• _MATERIAL FOR THIS EXERCISE_:

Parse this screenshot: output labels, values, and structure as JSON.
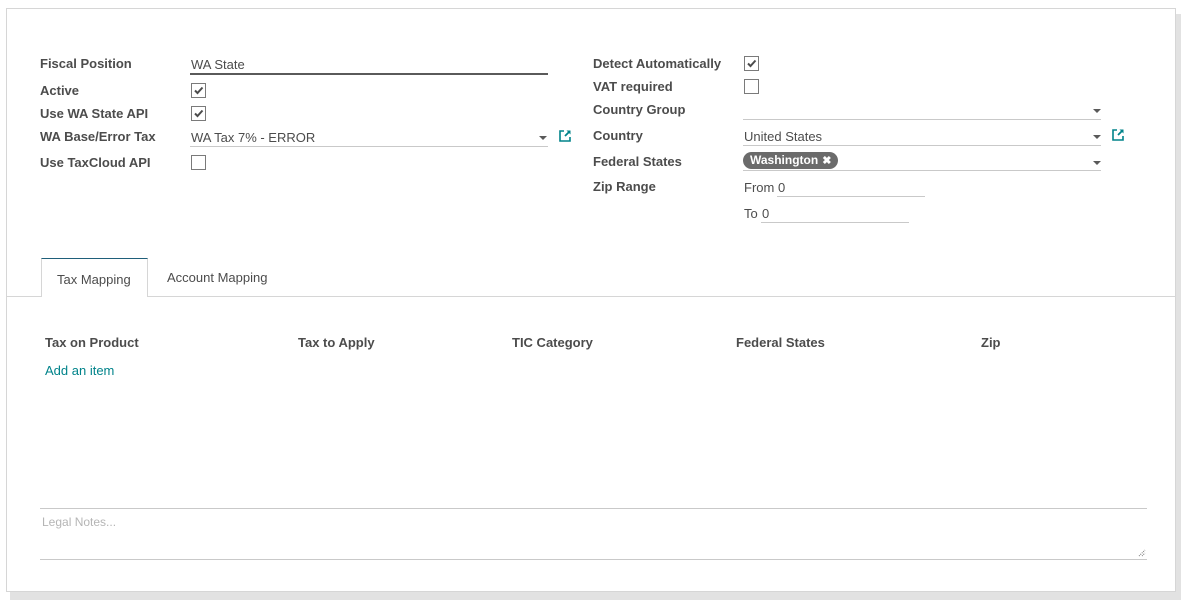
{
  "form": {
    "left": {
      "fiscal_position": {
        "label": "Fiscal Position",
        "value": "WA State"
      },
      "active": {
        "label": "Active",
        "checked": true
      },
      "use_wa_state_api": {
        "label": "Use WA State API",
        "checked": true
      },
      "wa_base_error_tax": {
        "label": "WA Base/Error Tax",
        "value": "WA Tax 7% - ERROR",
        "icon": "external-link-icon"
      },
      "use_taxcloud_api": {
        "label": "Use TaxCloud API",
        "checked": false
      }
    },
    "right": {
      "detect_automatically": {
        "label": "Detect Automatically",
        "checked": true
      },
      "vat_required": {
        "label": "VAT required",
        "checked": false
      },
      "country_group": {
        "label": "Country Group",
        "value": ""
      },
      "country": {
        "label": "Country",
        "value": "United States",
        "icon": "external-link-icon"
      },
      "federal_states": {
        "label": "Federal States",
        "tags": [
          {
            "label": "Washington",
            "remove_glyph": "✖"
          }
        ]
      },
      "zip_range": {
        "label": "Zip Range",
        "from_label": "From",
        "from_value": "0",
        "to_label": "To",
        "to_value": "0"
      }
    }
  },
  "tabs": [
    {
      "label": "Tax Mapping",
      "active": true
    },
    {
      "label": "Account Mapping",
      "active": false
    }
  ],
  "tax_mapping": {
    "columns": [
      "Tax on Product",
      "Tax to Apply",
      "TIC Category",
      "Federal States",
      "Zip"
    ],
    "rows": [],
    "add_item_label": "Add an item"
  },
  "legal_notes": {
    "placeholder": "Legal Notes...",
    "value": ""
  },
  "colors": {
    "accent_link": "#00838a",
    "tab_active_border": "#1f5f7a",
    "tag_background": "#6b6b6b"
  }
}
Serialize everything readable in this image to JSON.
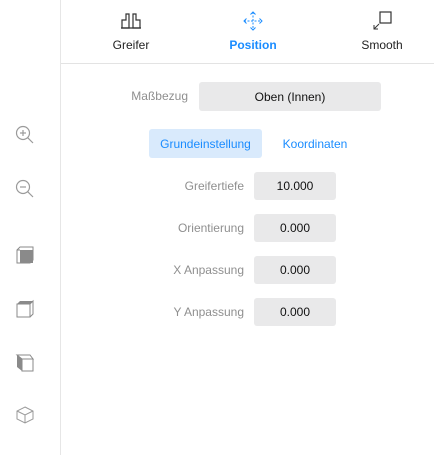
{
  "tabs": [
    {
      "label": "Greifer",
      "icon": "gripper-icon",
      "active": false
    },
    {
      "label": "Position",
      "icon": "move-arrows-icon",
      "active": true
    },
    {
      "label": "Smooth",
      "icon": "expand-corner-icon",
      "active": false
    }
  ],
  "reference": {
    "label": "Maßbezug",
    "value": "Oben (Innen)"
  },
  "segments": {
    "basic": "Grundeinstellung",
    "coords": "Koordinaten",
    "selected": "Grundeinstellung"
  },
  "fields": [
    {
      "label": "Greifertiefe",
      "value": "10.000"
    },
    {
      "label": "Orientierung",
      "value": "0.000"
    },
    {
      "label": "X Anpassung",
      "value": "0.000"
    },
    {
      "label": "Y Anpassung",
      "value": "0.000"
    }
  ],
  "leftbar": [
    "zoom-in-icon",
    "zoom-out-icon",
    "cube-front-view-icon",
    "cube-top-view-icon",
    "cube-side-view-icon",
    "cube-iso-view-icon"
  ],
  "colors": {
    "accent": "#1a8cff",
    "field_bg": "#e9e9ea",
    "segment_active_bg": "#d9eafc",
    "label_gray": "#8f8f8f"
  }
}
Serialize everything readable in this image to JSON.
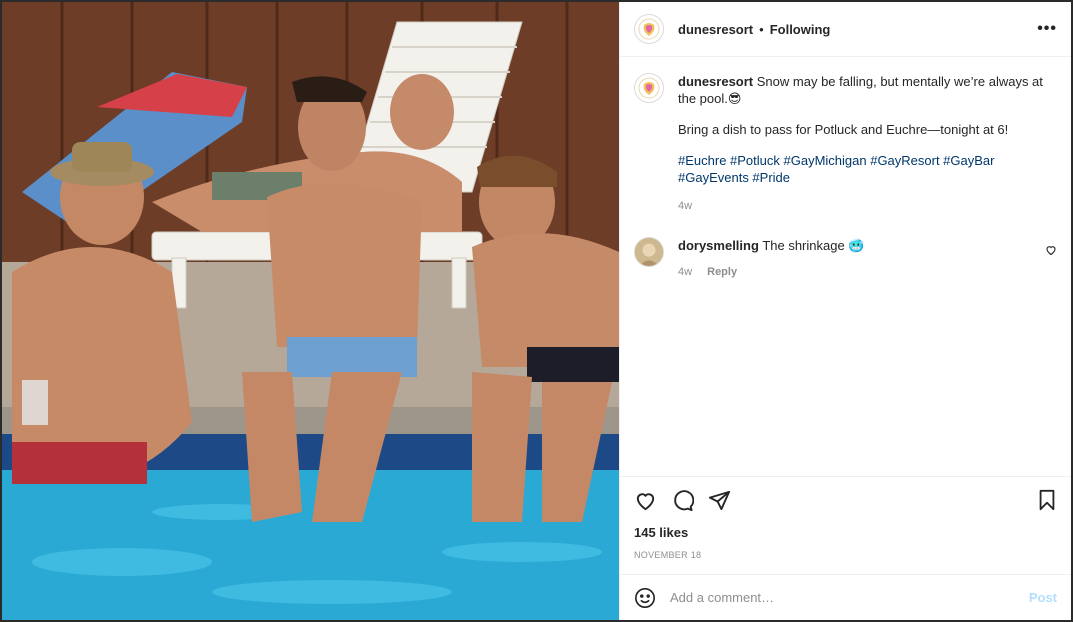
{
  "post": {
    "username": "dunesresort",
    "separator": "•",
    "following_label": "Following",
    "more_label": "•••",
    "caption": {
      "text": "Snow may be falling, but mentally we’re always at the pool.😎",
      "line2": "Bring a dish to pass for Potluck and Euchre—tonight at 6!",
      "hashtags": "#Euchre #Potluck #GayMichigan #GayResort #GayBar #GayEvents #Pride",
      "age": "4w"
    },
    "comments": [
      {
        "username": "dorysmelling",
        "text": "The shrinkage 🥶",
        "age": "4w",
        "reply_label": "Reply"
      }
    ],
    "likes": "145 likes",
    "date": "NOVEMBER 18",
    "add_comment_placeholder": "Add a comment…",
    "post_button": "Post"
  },
  "icons": {
    "more": "more-options-icon",
    "heart": "heart-icon",
    "comment": "comment-icon",
    "share": "share-icon",
    "bookmark": "bookmark-icon",
    "emoji": "emoji-icon"
  },
  "colors": {
    "hashtag": "#00376b",
    "post_button": "#b2dffc",
    "muted": "#8e8e8e",
    "pool": "#29a9d4"
  }
}
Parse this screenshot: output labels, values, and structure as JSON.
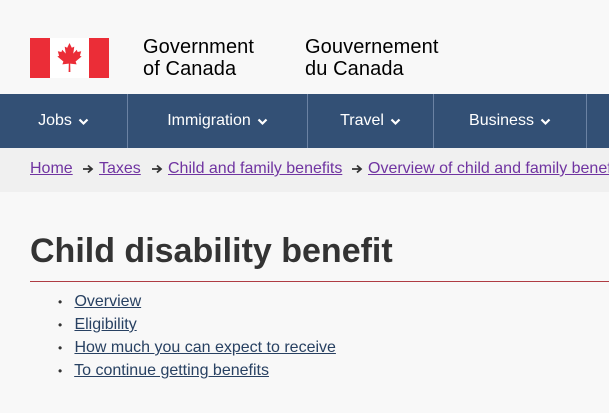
{
  "header": {
    "signature_en_line1": "Government",
    "signature_en_line2": "of Canada",
    "signature_fr_line1": "Gouvernement",
    "signature_fr_line2": "du Canada",
    "flag_icon": "canada-flag-icon",
    "flag_colors": {
      "red": "#eb2d37",
      "white": "#ffffff"
    }
  },
  "menu": {
    "background": "#335075",
    "items": [
      {
        "label": "Jobs",
        "icon": "chevron-down-icon"
      },
      {
        "label": "Immigration",
        "icon": "chevron-down-icon"
      },
      {
        "label": "Travel",
        "icon": "chevron-down-icon"
      },
      {
        "label": "Business",
        "icon": "chevron-down-icon"
      }
    ]
  },
  "breadcrumb": {
    "items": [
      {
        "label": "Home"
      },
      {
        "label": "Taxes"
      },
      {
        "label": "Child and family benefits"
      },
      {
        "label": "Overview of child and family benefits"
      }
    ],
    "separator_icon": "arrow-right-icon",
    "link_color": "#7034a1"
  },
  "main": {
    "title": "Child disability benefit",
    "title_rule_color": "#af3c43",
    "toc": [
      {
        "label": "Overview"
      },
      {
        "label": "Eligibility"
      },
      {
        "label": "How much you can expect to receive"
      },
      {
        "label": "To continue getting benefits"
      }
    ],
    "link_color": "#284162"
  }
}
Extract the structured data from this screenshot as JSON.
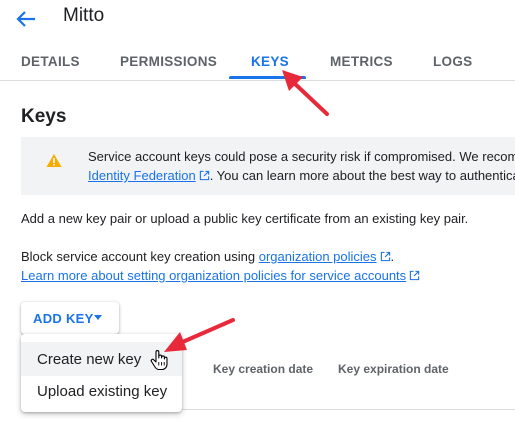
{
  "header": {
    "title": "Mitto",
    "back_icon": "arrow-back-icon"
  },
  "tabs": [
    {
      "label": "DETAILS"
    },
    {
      "label": "PERMISSIONS"
    },
    {
      "label": "KEYS",
      "active": true
    },
    {
      "label": "METRICS"
    },
    {
      "label": "LOGS"
    }
  ],
  "main": {
    "section_title": "Keys",
    "warning": {
      "icon": "warning-icon",
      "line1": "Service account keys could pose a security risk if compromised. We recom",
      "link": "Identity Federation",
      "line2_rest": ". You can learn more about the best way to authentica"
    },
    "intro": "Add a new key pair or upload a public key certificate from an existing key pair.",
    "block_prefix": "Block service account key creation using ",
    "block_link": "organization policies",
    "block_suffix": ".",
    "learn_link": "Learn more about setting organization policies for service accounts",
    "add_key_label": "ADD KEY",
    "table_headers": [
      "Key creation date",
      "Key expiration date"
    ]
  },
  "menu": {
    "items": [
      {
        "label": "Create new key",
        "hovered": true
      },
      {
        "label": "Upload existing key"
      }
    ]
  },
  "colors": {
    "accent": "#1a73e8",
    "warning": "#f9ab00",
    "annotation": "#e8293a"
  }
}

• _TASK INSTRUCTIONS_: Give back each entry exactly as it appears, with no pictures.

• _ANSWER FOR THE TASK_:
Parse this screenshot: output labels, values, and structure as JSON.
{
  "form": {
    "left": {
      "fiscal_position": {
        "label": "Fiscal Position",
        "value": "WA State"
      },
      "active": {
        "label": "Active",
        "checked": true
      },
      "use_wa_state_api": {
        "label": "Use WA State API",
        "checked": true
      },
      "wa_base_error_tax": {
        "label": "WA Base/Error Tax",
        "value": "WA Tax 7% - ERROR",
        "icon": "external-link-icon"
      },
      "use_taxcloud_api": {
        "label": "Use TaxCloud API",
        "checked": false
      }
    },
    "right": {
      "detect_automatically": {
        "label": "Detect Automatically",
        "checked": true
      },
      "vat_required": {
        "label": "VAT required",
        "checked": false
      },
      "country_group": {
        "label": "Country Group",
        "value": ""
      },
      "country": {
        "label": "Country",
        "value": "United States",
        "icon": "external-link-icon"
      },
      "federal_states": {
        "label": "Federal States",
        "tags": [
          {
            "label": "Washington",
            "remove_glyph": "✖"
          }
        ]
      },
      "zip_range": {
        "label": "Zip Range",
        "from_label": "From",
        "from_value": "0",
        "to_label": "To",
        "to_value": "0"
      }
    }
  },
  "tabs": [
    {
      "label": "Tax Mapping",
      "active": true
    },
    {
      "label": "Account Mapping",
      "active": false
    }
  ],
  "tax_mapping": {
    "columns": [
      "Tax on Product",
      "Tax to Apply",
      "TIC Category",
      "Federal States",
      "Zip"
    ],
    "rows": [],
    "add_item_label": "Add an item"
  },
  "legal_notes": {
    "placeholder": "Legal Notes...",
    "value": ""
  },
  "colors": {
    "accent_link": "#00838a",
    "tab_active_border": "#1f5f7a",
    "tag_background": "#6b6b6b"
  }
}
Serialize everything readable in this image to JSON.
{
  "tabs": [
    {
      "label": "Greifer",
      "icon": "gripper-icon",
      "active": false
    },
    {
      "label": "Position",
      "icon": "move-arrows-icon",
      "active": true
    },
    {
      "label": "Smooth",
      "icon": "expand-corner-icon",
      "active": false
    }
  ],
  "reference": {
    "label": "Maßbezug",
    "value": "Oben (Innen)"
  },
  "segments": {
    "basic": "Grundeinstellung",
    "coords": "Koordinaten",
    "selected": "Grundeinstellung"
  },
  "fields": [
    {
      "label": "Greifertiefe",
      "value": "10.000"
    },
    {
      "label": "Orientierung",
      "value": "0.000"
    },
    {
      "label": "X Anpassung",
      "value": "0.000"
    },
    {
      "label": "Y Anpassung",
      "value": "0.000"
    }
  ],
  "leftbar": [
    "zoom-in-icon",
    "zoom-out-icon",
    "cube-front-view-icon",
    "cube-top-view-icon",
    "cube-side-view-icon",
    "cube-iso-view-icon"
  ],
  "colors": {
    "accent": "#1a8cff",
    "field_bg": "#e9e9ea",
    "segment_active_bg": "#d9eafc",
    "label_gray": "#8f8f8f"
  }
}
Serialize everything readable in this image to JSON.
{
  "post": {
    "username": "dunesresort",
    "separator": "•",
    "following_label": "Following",
    "more_label": "•••",
    "caption": {
      "text": "Snow may be falling, but mentally we’re always at the pool.😎",
      "line2": "Bring a dish to pass for Potluck and Euchre—tonight at 6!",
      "hashtags": "#Euchre #Potluck #GayMichigan #GayResort #GayBar #GayEvents #Pride",
      "age": "4w"
    },
    "comments": [
      {
        "username": "dorysmelling",
        "text": "The shrinkage 🥶",
        "age": "4w",
        "reply_label": "Reply"
      }
    ],
    "likes": "145 likes",
    "date": "NOVEMBER 18",
    "add_comment_placeholder": "Add a comment…",
    "post_button": "Post"
  },
  "icons": {
    "more": "more-options-icon",
    "heart": "heart-icon",
    "comment": "comment-icon",
    "share": "share-icon",
    "bookmark": "bookmark-icon",
    "emoji": "emoji-icon"
  },
  "colors": {
    "hashtag": "#00376b",
    "post_button": "#b2dffc",
    "muted": "#8e8e8e",
    "pool": "#29a9d4"
  }
}
Parse this screenshot: output labels, values, and structure as JSON.
{
  "header": {
    "signature_en_line1": "Government",
    "signature_en_line2": "of Canada",
    "signature_fr_line1": "Gouvernement",
    "signature_fr_line2": "du Canada",
    "flag_icon": "canada-flag-icon",
    "flag_colors": {
      "red": "#eb2d37",
      "white": "#ffffff"
    }
  },
  "menu": {
    "background": "#335075",
    "items": [
      {
        "label": "Jobs",
        "icon": "chevron-down-icon"
      },
      {
        "label": "Immigration",
        "icon": "chevron-down-icon"
      },
      {
        "label": "Travel",
        "icon": "chevron-down-icon"
      },
      {
        "label": "Business",
        "icon": "chevron-down-icon"
      }
    ]
  },
  "breadcrumb": {
    "items": [
      {
        "label": "Home"
      },
      {
        "label": "Taxes"
      },
      {
        "label": "Child and family benefits"
      },
      {
        "label": "Overview of child and family benefits"
      }
    ],
    "separator_icon": "arrow-right-icon",
    "link_color": "#7034a1"
  },
  "main": {
    "title": "Child disability benefit",
    "title_rule_color": "#af3c43",
    "toc": [
      {
        "label": "Overview"
      },
      {
        "label": "Eligibility"
      },
      {
        "label": "How much you can expect to receive"
      },
      {
        "label": "To continue getting benefits"
      }
    ],
    "link_color": "#284162"
  }
}
Extract the structured data from this screenshot as JSON.
{
  "header": {
    "title": "Mitto",
    "back_icon": "arrow-back-icon"
  },
  "tabs": [
    {
      "label": "DETAILS"
    },
    {
      "label": "PERMISSIONS"
    },
    {
      "label": "KEYS",
      "active": true
    },
    {
      "label": "METRICS"
    },
    {
      "label": "LOGS"
    }
  ],
  "main": {
    "section_title": "Keys",
    "warning": {
      "icon": "warning-icon",
      "line1": "Service account keys could pose a security risk if compromised. We recom",
      "link": "Identity Federation",
      "line2_rest": ". You can learn more about the best way to authentica"
    },
    "intro": "Add a new key pair or upload a public key certificate from an existing key pair.",
    "block_prefix": "Block service account key creation using ",
    "block_link": "organization policies",
    "block_suffix": ".",
    "learn_link": "Learn more about setting organization policies for service accounts",
    "add_key_label": "ADD KEY",
    "table_headers": [
      "Key creation date",
      "Key expiration date"
    ]
  },
  "menu": {
    "items": [
      {
        "label": "Create new key",
        "hovered": true
      },
      {
        "label": "Upload existing key"
      }
    ]
  },
  "colors": {
    "accent": "#1a73e8",
    "warning": "#f9ab00",
    "annotation": "#e8293a"
  }
}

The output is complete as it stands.